Data to process ▸
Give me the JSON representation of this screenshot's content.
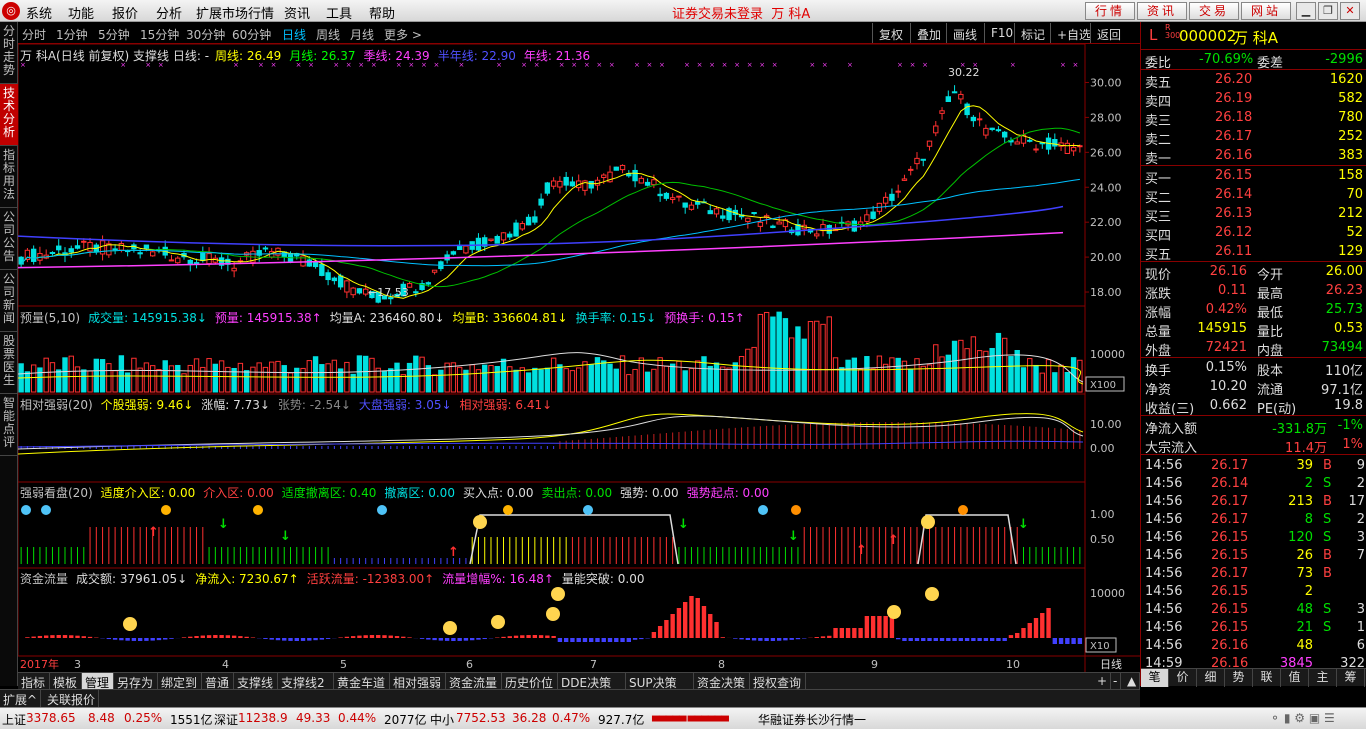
{
  "menu": {
    "items": [
      "系统",
      "功能",
      "报价",
      "分析",
      "扩展市场行情",
      "资讯",
      "工具",
      "帮助"
    ],
    "center_status": "证券交易未登录",
    "stock_name": "万 科A",
    "right_buttons": [
      "行情",
      "资讯",
      "交易",
      "网站"
    ]
  },
  "left_rail": {
    "tabs": [
      "分时走势",
      "技术分析",
      "指标用法",
      "公司公告",
      "公司新闻",
      "股票医生",
      "智能点评"
    ],
    "active": 1
  },
  "period_bar": {
    "periods": [
      "分时",
      "1分钟",
      "5分钟",
      "15分钟",
      "30分钟",
      "60分钟",
      "日线",
      "周线",
      "月线",
      "更多 >"
    ],
    "active": 6,
    "tools": [
      "复权",
      "叠加",
      "画线",
      "F10",
      "标记",
      "+自选",
      "返回"
    ]
  },
  "main_legend": {
    "title": "万 科A(日线 前复权) 支撑线 日线: -",
    "ma": [
      {
        "label": "周线: 26.49",
        "color": "#ffff00"
      },
      {
        "label": "月线: 26.37",
        "color": "#00ff00"
      },
      {
        "label": "季线: 24.39",
        "color": "#ff40ff"
      },
      {
        "label": "半年线: 22.90",
        "color": "#5050ff"
      },
      {
        "label": "年线: 21.36",
        "color": "#ff40ff"
      }
    ],
    "high_label": "30.22",
    "low_label": "17.53",
    "yticks": [
      "30.00",
      "28.00",
      "26.00",
      "24.00",
      "22.00",
      "20.00",
      "18.00"
    ]
  },
  "vol_legend": {
    "parts": [
      {
        "t": "预量(5,10)",
        "c": "#c0c0c0"
      },
      {
        "t": "成交量: 145915.38↓",
        "c": "#00e0e0"
      },
      {
        "t": "预量: 145915.38↑",
        "c": "#ff40ff"
      },
      {
        "t": "均量A: 236460.80↓",
        "c": "#ddd"
      },
      {
        "t": "均量B: 336604.81↓",
        "c": "#ffff00"
      },
      {
        "t": "换手率: 0.15↓",
        "c": "#00e0e0"
      },
      {
        "t": "预换手: 0.15↑",
        "c": "#ff40ff"
      }
    ],
    "ytick": "10000",
    "unit": "X100"
  },
  "rs_legend": {
    "parts": [
      {
        "t": "相对强弱(20)",
        "c": "#c0c0c0"
      },
      {
        "t": "个股强弱: 9.46↓",
        "c": "#ffff00"
      },
      {
        "t": "涨幅: 7.73↓",
        "c": "#ddd"
      },
      {
        "t": "张势: -2.54↓",
        "c": "#888"
      },
      {
        "t": "大盘强弱: 3.05↓",
        "c": "#5050ff"
      },
      {
        "t": "相对强弱: 6.41↓",
        "c": "#ff4040"
      }
    ],
    "yticks": [
      "10.00",
      "0.00"
    ]
  },
  "qr_legend": {
    "parts": [
      {
        "t": "强弱看盘(20)",
        "c": "#c0c0c0"
      },
      {
        "t": "适度介入区: 0.00",
        "c": "#ffff00"
      },
      {
        "t": "介入区: 0.00",
        "c": "#ff4040"
      },
      {
        "t": "适度撤离区: 0.40",
        "c": "#00e000"
      },
      {
        "t": "撤离区: 0.00",
        "c": "#00e0e0"
      },
      {
        "t": "买入点: 0.00",
        "c": "#ddd"
      },
      {
        "t": "卖出点: 0.00",
        "c": "#00e000"
      },
      {
        "t": "强势: 0.00",
        "c": "#ddd"
      },
      {
        "t": "强势起点: 0.00",
        "c": "#ff40ff"
      }
    ],
    "yticks": [
      "1.00",
      "0.50"
    ]
  },
  "mf_legend": {
    "parts": [
      {
        "t": "资金流量",
        "c": "#c0c0c0"
      },
      {
        "t": "成交额: 37961.05↓",
        "c": "#ddd"
      },
      {
        "t": "净流入: 7230.67↑",
        "c": "#ffff00"
      },
      {
        "t": "活跃流量: -12383.00↑",
        "c": "#ff4040"
      },
      {
        "t": "流量增幅%: 16.48↑",
        "c": "#ff40ff"
      },
      {
        "t": "量能突破: 0.00",
        "c": "#ddd"
      }
    ],
    "ytick": "10000",
    "unit": "X10"
  },
  "xaxis": {
    "labels": [
      "2017年",
      "3",
      "4",
      "5",
      "6",
      "7",
      "8",
      "9",
      "10"
    ],
    "right": "日线"
  },
  "bottom_tabs": {
    "tabs": [
      "指标",
      "模板",
      "管理",
      "另存为",
      "绑定到",
      "普通",
      "支撑线",
      "支撑线2",
      "黄金车道",
      "相对强弱",
      "资金流量",
      "历史价位",
      "DDE决策",
      "SUP决策",
      "资金决策",
      "授权查询"
    ],
    "active": 2,
    "left_tabs": [
      "扩展^",
      "关联报价"
    ]
  },
  "quote": {
    "code": "000002",
    "name": "万 科A",
    "weibi_label": "委比",
    "weibi": "-70.69%",
    "weicha_label": "委差",
    "weicha": "-2996",
    "asks": [
      {
        "l": "卖五",
        "p": "26.20",
        "v": "1620"
      },
      {
        "l": "卖四",
        "p": "26.19",
        "v": "582"
      },
      {
        "l": "卖三",
        "p": "26.18",
        "v": "780"
      },
      {
        "l": "卖二",
        "p": "26.17",
        "v": "252"
      },
      {
        "l": "卖一",
        "p": "26.16",
        "v": "383"
      }
    ],
    "bids": [
      {
        "l": "买一",
        "p": "26.15",
        "v": "158"
      },
      {
        "l": "买二",
        "p": "26.14",
        "v": "70"
      },
      {
        "l": "买三",
        "p": "26.13",
        "v": "212"
      },
      {
        "l": "买四",
        "p": "26.12",
        "v": "52"
      },
      {
        "l": "买五",
        "p": "26.11",
        "v": "129"
      }
    ],
    "stats": [
      {
        "l1": "现价",
        "v1": "26.16",
        "c1": "red",
        "l2": "今开",
        "v2": "26.00",
        "c2": "yel"
      },
      {
        "l1": "涨跌",
        "v1": "0.11",
        "c1": "red",
        "l2": "最高",
        "v2": "26.23",
        "c2": "red"
      },
      {
        "l1": "涨幅",
        "v1": "0.42%",
        "c1": "red",
        "l2": "最低",
        "v2": "25.73",
        "c2": "grn"
      },
      {
        "l1": "总量",
        "v1": "145915",
        "c1": "yel",
        "l2": "量比",
        "v2": "0.53",
        "c2": "yel"
      },
      {
        "l1": "外盘",
        "v1": "72421",
        "c1": "red",
        "l2": "内盘",
        "v2": "73494",
        "c2": "grn"
      }
    ],
    "stats2": [
      {
        "l1": "换手",
        "v1": "0.15%",
        "l2": "股本",
        "v2": "110亿"
      },
      {
        "l1": "净资",
        "v1": "10.20",
        "l2": "流通",
        "v2": "97.1亿"
      },
      {
        "l1": "收益(三)",
        "v1": "0.662",
        "l2": "PE(动)",
        "v2": "19.8"
      }
    ],
    "flow": [
      {
        "l": "净流入额",
        "v": "-331.8万",
        "p": "-1%",
        "c": "grn"
      },
      {
        "l": "大宗流入",
        "v": "11.4万",
        "p": "1%",
        "c": "red"
      }
    ],
    "ticks": [
      [
        "14:56",
        "26.17",
        "39",
        "B",
        "9"
      ],
      [
        "14:56",
        "26.14",
        "2",
        "S",
        "2"
      ],
      [
        "14:56",
        "26.17",
        "213",
        "B",
        "17"
      ],
      [
        "14:56",
        "26.17",
        "8",
        "S",
        "2"
      ],
      [
        "14:56",
        "26.15",
        "120",
        "S",
        "3"
      ],
      [
        "14:56",
        "26.15",
        "26",
        "B",
        "7"
      ],
      [
        "14:56",
        "26.17",
        "73",
        "B",
        ""
      ],
      [
        "14:56",
        "26.15",
        "2",
        "",
        ""
      ],
      [
        "14:56",
        "26.15",
        "48",
        "S",
        "3"
      ],
      [
        "14:56",
        "26.15",
        "21",
        "S",
        "1"
      ],
      [
        "14:56",
        "26.16",
        "48",
        "",
        "6"
      ],
      [
        "14:59",
        "26.16",
        "3845",
        "",
        "322"
      ]
    ],
    "tabs": [
      "笔",
      "价",
      "细",
      "势",
      "联",
      "值",
      "主",
      "筹"
    ]
  },
  "status": {
    "sh_label": "上证",
    "sh": "3378.65",
    "sh_chg": "8.48",
    "sh_pct": "0.25%",
    "sh_amt": "1551亿",
    "sz_label": "深证",
    "sz": "11238.9",
    "sz_chg": "49.33",
    "sz_pct": "0.44%",
    "sz_amt": "2077亿",
    "zx_label": "中小",
    "zx": "7752.53",
    "zx_chg": "36.28",
    "zx_pct": "0.47%",
    "zx_amt": "927.7亿",
    "broker": "华融证券长沙行情一"
  }
}
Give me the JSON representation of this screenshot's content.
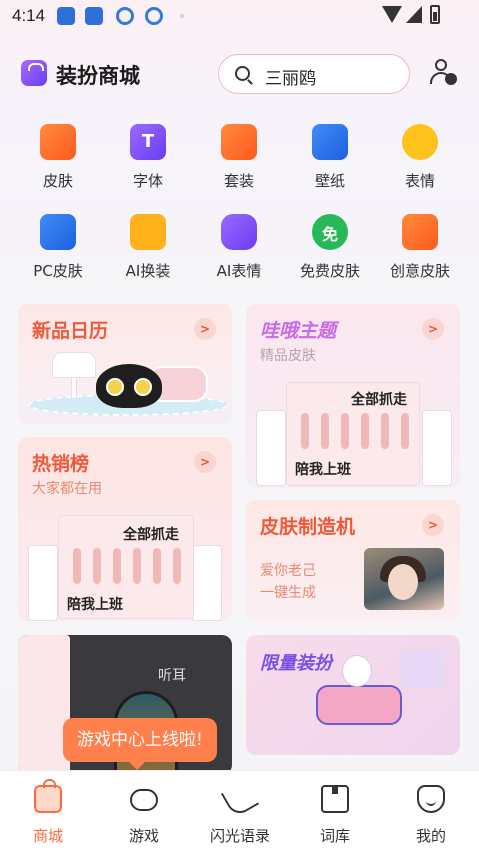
{
  "status_bar": {
    "time": "4:14"
  },
  "header": {
    "title": "装扮商城",
    "search_placeholder": "三丽鸥"
  },
  "categories": [
    {
      "label": "皮肤",
      "icon": "tshirt-icon"
    },
    {
      "label": "字体",
      "icon": "font-icon"
    },
    {
      "label": "套装",
      "icon": "bundle-icon"
    },
    {
      "label": "壁纸",
      "icon": "wallpaper-icon"
    },
    {
      "label": "表情",
      "icon": "emoji-icon"
    },
    {
      "label": "PC皮肤",
      "icon": "monitor-icon"
    },
    {
      "label": "AI换装",
      "icon": "ai-dressup-icon"
    },
    {
      "label": "AI表情",
      "icon": "ai-emoji-icon"
    },
    {
      "label": "免费皮肤",
      "icon": "free-icon"
    },
    {
      "label": "创意皮肤",
      "icon": "creative-icon"
    }
  ],
  "category_glyphs": {
    "font": "T",
    "free": "免"
  },
  "cards": {
    "new_calendar": {
      "title": "新品日历"
    },
    "wahe": {
      "title": "哇哦主题",
      "subtitle": "精品皮肤",
      "sticker_top": "全部抓走",
      "sticker_bottom": "陪我上班"
    },
    "hot": {
      "title": "热销榜",
      "subtitle": "大家都在用",
      "sticker_top": "全部抓走",
      "sticker_bottom": "陪我上班"
    },
    "maker": {
      "title": "皮肤制造机",
      "subtitle_line1": "爱你老己",
      "subtitle_line2": "一键生成"
    },
    "listen": {
      "caption": "听耳"
    },
    "limited": {
      "title": "限量装扮"
    }
  },
  "tooltip": {
    "text": "游戏中心上线啦!"
  },
  "bottom_nav": [
    {
      "label": "商城",
      "active": true
    },
    {
      "label": "游戏",
      "active": false
    },
    {
      "label": "闪光语录",
      "active": false
    },
    {
      "label": "词库",
      "active": false
    },
    {
      "label": "我的",
      "active": false
    }
  ],
  "colors": {
    "accent": "#ff6a3d",
    "card_title": "#f0593a",
    "search_border": "#f1b7c6"
  }
}
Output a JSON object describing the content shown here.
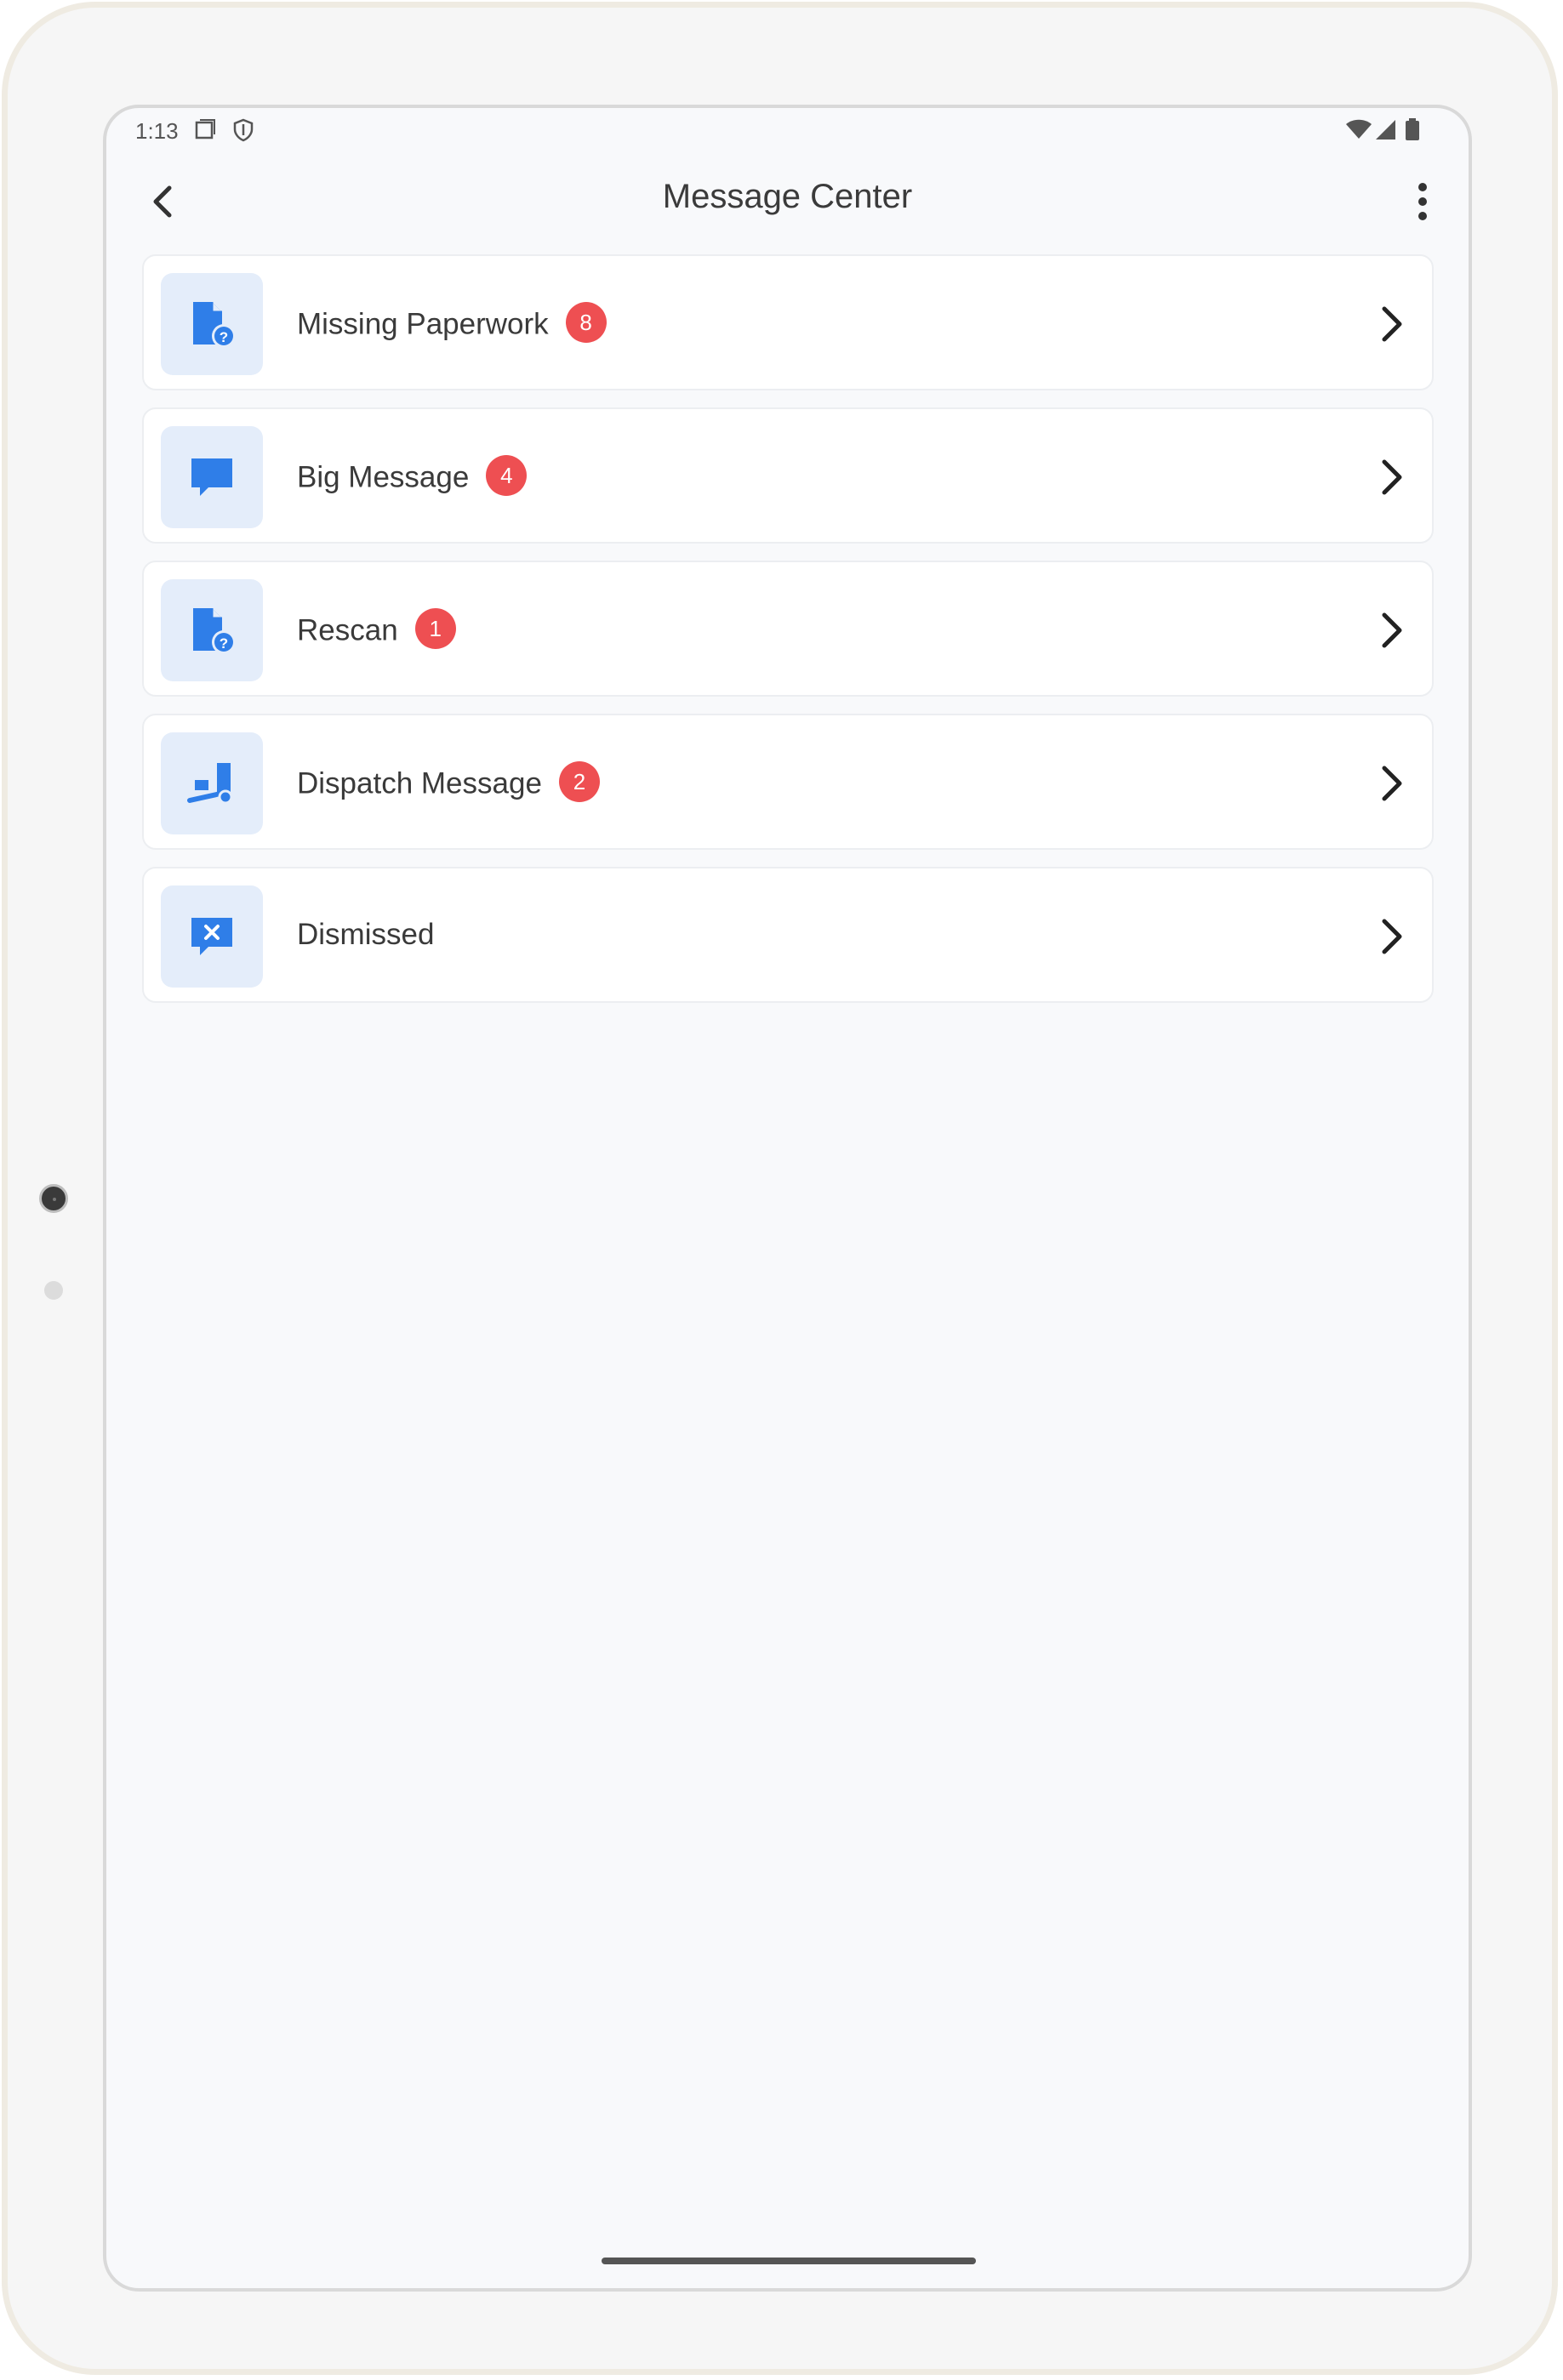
{
  "status_bar": {
    "time": "1:13",
    "left_icons": [
      "screenshot-icon",
      "shield-icon"
    ],
    "right_icons": [
      "wifi-icon",
      "signal-icon",
      "battery-icon"
    ]
  },
  "header": {
    "title": "Message Center",
    "back_icon": "back-arrow-icon",
    "menu_icon": "more-vert-icon"
  },
  "items": [
    {
      "label": "Missing Paperwork",
      "badge": "8",
      "icon": "document-question-icon"
    },
    {
      "label": "Big Message",
      "badge": "4",
      "icon": "chat-bubble-icon"
    },
    {
      "label": "Rescan",
      "badge": "1",
      "icon": "document-question-icon"
    },
    {
      "label": "Dispatch Message",
      "badge": "2",
      "icon": "truck-icon"
    },
    {
      "label": "Dismissed",
      "badge": null,
      "icon": "chat-close-icon"
    }
  ],
  "colors": {
    "accent": "#2f7ee8",
    "icon_tile": "#e4edfa",
    "badge": "#ee4f52"
  }
}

Written problem ▸ Where a line contains "chat", copy that line.

Full response ▸
      "icon": "chat-bubble-icon"
      "icon": "chat-close-icon"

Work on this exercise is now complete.